━━━━━ Dataset rows
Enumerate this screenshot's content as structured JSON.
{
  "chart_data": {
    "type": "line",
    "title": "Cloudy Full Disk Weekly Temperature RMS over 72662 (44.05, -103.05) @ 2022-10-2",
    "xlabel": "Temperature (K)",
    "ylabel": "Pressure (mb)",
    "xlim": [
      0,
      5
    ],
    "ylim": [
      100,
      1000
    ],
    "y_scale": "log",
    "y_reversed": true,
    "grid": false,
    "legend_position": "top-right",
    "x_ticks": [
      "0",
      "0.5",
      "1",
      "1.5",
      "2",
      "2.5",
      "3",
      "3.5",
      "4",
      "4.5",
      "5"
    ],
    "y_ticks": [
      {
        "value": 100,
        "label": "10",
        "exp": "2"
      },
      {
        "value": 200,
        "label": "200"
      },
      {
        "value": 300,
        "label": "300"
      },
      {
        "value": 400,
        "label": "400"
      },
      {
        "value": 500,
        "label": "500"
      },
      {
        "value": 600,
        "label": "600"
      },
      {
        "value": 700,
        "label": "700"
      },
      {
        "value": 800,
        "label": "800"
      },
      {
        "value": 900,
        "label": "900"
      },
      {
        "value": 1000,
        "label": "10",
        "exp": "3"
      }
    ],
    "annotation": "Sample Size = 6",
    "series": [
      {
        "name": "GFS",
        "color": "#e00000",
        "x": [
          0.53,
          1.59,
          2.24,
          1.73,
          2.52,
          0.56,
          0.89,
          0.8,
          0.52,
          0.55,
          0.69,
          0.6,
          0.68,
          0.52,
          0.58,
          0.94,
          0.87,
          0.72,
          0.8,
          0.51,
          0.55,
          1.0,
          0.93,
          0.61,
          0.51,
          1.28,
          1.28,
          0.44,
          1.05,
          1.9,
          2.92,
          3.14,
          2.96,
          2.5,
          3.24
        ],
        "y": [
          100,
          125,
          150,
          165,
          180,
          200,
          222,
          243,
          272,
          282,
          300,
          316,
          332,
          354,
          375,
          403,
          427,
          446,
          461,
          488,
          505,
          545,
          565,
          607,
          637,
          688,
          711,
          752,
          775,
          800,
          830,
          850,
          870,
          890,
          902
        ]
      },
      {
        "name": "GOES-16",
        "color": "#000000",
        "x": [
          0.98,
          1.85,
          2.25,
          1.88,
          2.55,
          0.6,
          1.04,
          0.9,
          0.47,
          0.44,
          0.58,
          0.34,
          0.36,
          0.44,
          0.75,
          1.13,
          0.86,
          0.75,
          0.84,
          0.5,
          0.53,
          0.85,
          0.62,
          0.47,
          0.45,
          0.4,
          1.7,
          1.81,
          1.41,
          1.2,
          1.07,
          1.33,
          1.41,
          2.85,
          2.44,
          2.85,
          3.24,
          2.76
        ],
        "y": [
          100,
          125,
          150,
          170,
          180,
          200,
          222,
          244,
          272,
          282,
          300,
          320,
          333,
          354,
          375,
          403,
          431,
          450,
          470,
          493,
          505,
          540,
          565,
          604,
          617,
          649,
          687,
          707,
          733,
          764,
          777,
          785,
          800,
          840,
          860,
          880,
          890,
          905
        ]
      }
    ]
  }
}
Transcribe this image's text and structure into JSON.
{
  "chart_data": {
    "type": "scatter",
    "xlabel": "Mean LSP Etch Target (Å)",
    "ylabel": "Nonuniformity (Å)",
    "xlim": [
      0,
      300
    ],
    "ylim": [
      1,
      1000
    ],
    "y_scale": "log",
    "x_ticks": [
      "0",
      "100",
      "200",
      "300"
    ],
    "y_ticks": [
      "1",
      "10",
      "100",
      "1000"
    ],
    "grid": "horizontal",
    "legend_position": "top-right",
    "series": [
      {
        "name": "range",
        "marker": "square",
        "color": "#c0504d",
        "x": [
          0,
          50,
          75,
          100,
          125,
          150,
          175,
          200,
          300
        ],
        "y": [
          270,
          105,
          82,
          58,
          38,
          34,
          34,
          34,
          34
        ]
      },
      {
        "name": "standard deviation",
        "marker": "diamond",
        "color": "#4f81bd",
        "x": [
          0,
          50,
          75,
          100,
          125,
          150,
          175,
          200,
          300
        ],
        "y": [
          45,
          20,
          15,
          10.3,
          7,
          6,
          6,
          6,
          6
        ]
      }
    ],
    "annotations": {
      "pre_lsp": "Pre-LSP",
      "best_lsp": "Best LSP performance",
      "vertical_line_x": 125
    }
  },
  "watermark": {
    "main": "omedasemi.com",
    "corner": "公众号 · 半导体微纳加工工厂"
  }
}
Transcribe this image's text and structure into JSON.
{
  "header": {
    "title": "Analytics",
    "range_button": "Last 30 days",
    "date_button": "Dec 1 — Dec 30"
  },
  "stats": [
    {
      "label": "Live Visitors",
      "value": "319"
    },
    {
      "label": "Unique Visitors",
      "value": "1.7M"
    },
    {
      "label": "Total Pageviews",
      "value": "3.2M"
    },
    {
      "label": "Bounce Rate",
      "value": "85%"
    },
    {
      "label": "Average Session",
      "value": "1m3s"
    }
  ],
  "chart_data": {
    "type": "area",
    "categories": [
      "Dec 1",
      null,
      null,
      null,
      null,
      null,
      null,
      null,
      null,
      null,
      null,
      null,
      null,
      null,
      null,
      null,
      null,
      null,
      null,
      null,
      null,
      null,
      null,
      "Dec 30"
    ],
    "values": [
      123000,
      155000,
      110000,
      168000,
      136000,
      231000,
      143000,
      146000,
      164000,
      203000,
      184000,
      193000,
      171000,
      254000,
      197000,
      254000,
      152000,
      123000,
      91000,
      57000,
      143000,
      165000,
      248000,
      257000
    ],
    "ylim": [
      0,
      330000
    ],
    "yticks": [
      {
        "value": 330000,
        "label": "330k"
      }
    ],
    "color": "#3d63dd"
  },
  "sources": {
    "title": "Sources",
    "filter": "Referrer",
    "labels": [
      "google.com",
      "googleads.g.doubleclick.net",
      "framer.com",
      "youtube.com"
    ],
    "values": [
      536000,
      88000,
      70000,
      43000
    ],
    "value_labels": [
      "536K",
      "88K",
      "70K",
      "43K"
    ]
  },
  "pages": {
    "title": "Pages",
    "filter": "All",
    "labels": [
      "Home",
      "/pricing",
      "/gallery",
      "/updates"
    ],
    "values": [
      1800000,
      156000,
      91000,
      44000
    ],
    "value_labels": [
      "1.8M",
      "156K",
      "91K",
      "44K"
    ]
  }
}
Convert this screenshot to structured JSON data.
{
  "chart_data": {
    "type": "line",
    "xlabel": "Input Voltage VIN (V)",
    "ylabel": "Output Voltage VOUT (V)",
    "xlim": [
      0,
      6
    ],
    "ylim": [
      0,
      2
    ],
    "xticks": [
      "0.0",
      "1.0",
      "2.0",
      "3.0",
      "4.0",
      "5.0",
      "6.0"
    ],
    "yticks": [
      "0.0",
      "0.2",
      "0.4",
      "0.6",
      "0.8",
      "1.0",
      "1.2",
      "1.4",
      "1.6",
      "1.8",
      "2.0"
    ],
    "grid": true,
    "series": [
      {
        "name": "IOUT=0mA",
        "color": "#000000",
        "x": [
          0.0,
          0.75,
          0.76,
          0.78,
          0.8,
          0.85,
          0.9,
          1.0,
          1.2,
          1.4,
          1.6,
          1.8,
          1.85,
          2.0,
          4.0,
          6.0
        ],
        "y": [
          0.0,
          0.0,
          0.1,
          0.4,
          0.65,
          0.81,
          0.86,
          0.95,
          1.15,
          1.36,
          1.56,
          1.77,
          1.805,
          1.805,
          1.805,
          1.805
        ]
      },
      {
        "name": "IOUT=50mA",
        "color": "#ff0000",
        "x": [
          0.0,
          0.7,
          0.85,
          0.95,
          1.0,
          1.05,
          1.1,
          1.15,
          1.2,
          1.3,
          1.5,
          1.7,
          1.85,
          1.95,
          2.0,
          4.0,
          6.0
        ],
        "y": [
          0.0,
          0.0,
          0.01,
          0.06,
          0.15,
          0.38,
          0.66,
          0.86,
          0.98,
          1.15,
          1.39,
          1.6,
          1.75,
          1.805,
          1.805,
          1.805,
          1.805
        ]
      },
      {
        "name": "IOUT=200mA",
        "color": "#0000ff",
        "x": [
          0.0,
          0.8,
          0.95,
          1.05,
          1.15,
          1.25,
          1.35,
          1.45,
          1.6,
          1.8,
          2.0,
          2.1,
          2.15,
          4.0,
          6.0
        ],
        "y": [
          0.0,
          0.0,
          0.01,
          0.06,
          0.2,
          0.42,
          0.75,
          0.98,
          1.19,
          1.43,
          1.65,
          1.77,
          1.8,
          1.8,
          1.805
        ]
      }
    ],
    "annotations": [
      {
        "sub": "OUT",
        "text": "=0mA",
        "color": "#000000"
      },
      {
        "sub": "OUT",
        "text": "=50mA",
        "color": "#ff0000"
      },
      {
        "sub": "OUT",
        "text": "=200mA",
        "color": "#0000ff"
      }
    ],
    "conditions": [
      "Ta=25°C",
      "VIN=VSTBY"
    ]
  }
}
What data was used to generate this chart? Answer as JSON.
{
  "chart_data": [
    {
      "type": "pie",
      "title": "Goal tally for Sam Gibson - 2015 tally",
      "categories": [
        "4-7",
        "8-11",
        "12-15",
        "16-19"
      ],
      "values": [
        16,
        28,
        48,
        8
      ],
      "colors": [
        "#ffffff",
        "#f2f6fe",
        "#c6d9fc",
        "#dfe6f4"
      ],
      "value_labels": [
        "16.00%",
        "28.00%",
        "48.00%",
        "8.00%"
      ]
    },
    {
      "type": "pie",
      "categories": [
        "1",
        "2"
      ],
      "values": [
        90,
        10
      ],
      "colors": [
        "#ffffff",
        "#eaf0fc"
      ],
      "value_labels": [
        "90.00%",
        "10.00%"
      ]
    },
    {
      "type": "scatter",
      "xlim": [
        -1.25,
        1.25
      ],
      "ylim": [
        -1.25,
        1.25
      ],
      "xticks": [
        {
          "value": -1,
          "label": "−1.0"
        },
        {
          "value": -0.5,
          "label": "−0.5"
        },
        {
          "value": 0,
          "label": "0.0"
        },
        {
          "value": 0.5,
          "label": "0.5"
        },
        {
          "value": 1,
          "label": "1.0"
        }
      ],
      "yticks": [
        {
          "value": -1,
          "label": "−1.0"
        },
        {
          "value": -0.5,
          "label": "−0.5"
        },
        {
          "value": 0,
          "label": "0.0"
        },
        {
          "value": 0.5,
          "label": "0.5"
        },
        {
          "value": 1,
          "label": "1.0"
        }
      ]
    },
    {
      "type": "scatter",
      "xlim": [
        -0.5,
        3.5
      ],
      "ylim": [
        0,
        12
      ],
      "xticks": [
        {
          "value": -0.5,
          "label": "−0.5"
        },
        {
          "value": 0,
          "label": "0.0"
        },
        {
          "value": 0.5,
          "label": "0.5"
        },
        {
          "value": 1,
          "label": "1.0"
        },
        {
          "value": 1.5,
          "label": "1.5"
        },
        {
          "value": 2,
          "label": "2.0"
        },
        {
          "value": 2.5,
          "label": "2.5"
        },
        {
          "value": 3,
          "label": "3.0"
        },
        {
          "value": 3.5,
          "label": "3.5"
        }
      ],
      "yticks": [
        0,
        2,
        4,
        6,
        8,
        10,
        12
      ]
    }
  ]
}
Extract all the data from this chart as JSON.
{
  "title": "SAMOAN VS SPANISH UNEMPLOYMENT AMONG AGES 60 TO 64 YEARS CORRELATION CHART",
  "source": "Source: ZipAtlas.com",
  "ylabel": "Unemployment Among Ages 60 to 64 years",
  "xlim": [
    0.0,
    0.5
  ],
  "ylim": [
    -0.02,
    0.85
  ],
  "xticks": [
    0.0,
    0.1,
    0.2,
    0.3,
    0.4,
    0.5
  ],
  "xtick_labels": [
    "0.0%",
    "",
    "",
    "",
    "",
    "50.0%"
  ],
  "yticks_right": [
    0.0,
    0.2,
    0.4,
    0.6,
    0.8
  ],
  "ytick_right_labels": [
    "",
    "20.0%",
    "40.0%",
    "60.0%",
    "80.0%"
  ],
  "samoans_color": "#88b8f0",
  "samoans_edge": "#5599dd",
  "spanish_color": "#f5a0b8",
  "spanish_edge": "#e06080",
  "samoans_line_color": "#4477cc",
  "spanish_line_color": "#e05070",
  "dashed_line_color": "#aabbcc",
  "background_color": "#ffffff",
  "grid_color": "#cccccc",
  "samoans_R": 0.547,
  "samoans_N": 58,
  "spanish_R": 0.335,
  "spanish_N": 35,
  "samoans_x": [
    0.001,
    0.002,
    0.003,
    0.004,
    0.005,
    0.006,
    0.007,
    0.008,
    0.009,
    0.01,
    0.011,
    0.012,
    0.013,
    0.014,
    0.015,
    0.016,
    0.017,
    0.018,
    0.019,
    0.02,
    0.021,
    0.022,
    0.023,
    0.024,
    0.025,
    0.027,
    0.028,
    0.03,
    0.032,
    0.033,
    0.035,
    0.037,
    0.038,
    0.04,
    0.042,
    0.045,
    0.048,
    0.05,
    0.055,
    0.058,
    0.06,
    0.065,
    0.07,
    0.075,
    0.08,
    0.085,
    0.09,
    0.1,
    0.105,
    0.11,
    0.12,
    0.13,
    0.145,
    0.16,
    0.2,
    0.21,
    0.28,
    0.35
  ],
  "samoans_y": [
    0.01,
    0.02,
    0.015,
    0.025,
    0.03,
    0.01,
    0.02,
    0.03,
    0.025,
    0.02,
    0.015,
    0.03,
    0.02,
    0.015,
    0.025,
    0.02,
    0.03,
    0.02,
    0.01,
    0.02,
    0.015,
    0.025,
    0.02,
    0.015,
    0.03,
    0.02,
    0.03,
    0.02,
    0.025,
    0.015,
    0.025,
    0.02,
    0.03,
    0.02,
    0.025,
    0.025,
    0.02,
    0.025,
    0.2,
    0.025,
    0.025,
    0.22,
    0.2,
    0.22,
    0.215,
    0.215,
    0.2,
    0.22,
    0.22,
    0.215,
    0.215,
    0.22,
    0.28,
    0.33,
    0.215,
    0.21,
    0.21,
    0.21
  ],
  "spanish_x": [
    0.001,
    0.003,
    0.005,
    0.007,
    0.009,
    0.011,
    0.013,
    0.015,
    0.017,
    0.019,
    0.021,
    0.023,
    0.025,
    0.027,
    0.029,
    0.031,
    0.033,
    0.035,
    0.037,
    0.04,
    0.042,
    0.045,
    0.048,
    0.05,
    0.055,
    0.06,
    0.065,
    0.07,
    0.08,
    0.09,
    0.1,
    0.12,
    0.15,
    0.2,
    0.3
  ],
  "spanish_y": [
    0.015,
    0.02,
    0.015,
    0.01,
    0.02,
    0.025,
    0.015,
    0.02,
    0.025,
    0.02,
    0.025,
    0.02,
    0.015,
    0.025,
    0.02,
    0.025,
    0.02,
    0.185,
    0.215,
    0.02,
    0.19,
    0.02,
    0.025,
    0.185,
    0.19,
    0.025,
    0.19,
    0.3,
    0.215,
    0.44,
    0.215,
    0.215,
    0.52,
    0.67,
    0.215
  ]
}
━━━━━━━━━━
→ **What you have to do**
Take each line containing the string "Voltage" and copy it out.

→ **The response**
    "xlabel": "Input Voltage VIN (V)",
    "ylabel": "Output Voltage VOUT (V)",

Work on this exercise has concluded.